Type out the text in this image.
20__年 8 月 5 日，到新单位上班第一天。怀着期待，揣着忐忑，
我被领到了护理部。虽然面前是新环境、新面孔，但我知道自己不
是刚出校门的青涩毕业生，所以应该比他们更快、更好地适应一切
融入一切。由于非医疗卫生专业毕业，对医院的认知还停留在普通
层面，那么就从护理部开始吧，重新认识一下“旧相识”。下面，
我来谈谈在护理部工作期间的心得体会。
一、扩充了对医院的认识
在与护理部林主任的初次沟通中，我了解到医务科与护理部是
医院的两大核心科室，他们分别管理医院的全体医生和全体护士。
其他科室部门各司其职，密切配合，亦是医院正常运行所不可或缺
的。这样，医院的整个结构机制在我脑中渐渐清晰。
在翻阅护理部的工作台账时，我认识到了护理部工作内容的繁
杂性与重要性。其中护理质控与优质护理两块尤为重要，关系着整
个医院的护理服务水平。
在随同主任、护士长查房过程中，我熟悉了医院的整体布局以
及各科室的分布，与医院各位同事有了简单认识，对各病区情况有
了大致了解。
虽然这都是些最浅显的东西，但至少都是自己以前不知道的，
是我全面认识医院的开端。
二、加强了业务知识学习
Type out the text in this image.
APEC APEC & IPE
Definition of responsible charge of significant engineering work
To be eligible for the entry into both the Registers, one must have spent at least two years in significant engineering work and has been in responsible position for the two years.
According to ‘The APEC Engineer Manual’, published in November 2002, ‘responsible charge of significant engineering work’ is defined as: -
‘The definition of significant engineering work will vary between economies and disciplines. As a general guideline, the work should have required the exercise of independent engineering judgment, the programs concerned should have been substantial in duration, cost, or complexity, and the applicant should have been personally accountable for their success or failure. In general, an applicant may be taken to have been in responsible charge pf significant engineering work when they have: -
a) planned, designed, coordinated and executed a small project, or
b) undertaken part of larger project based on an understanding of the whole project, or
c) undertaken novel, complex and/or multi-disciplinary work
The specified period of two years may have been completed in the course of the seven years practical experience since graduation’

Problem requirements:
How many of the lines above include the string "years"? Answer with the number only.

The solution:
2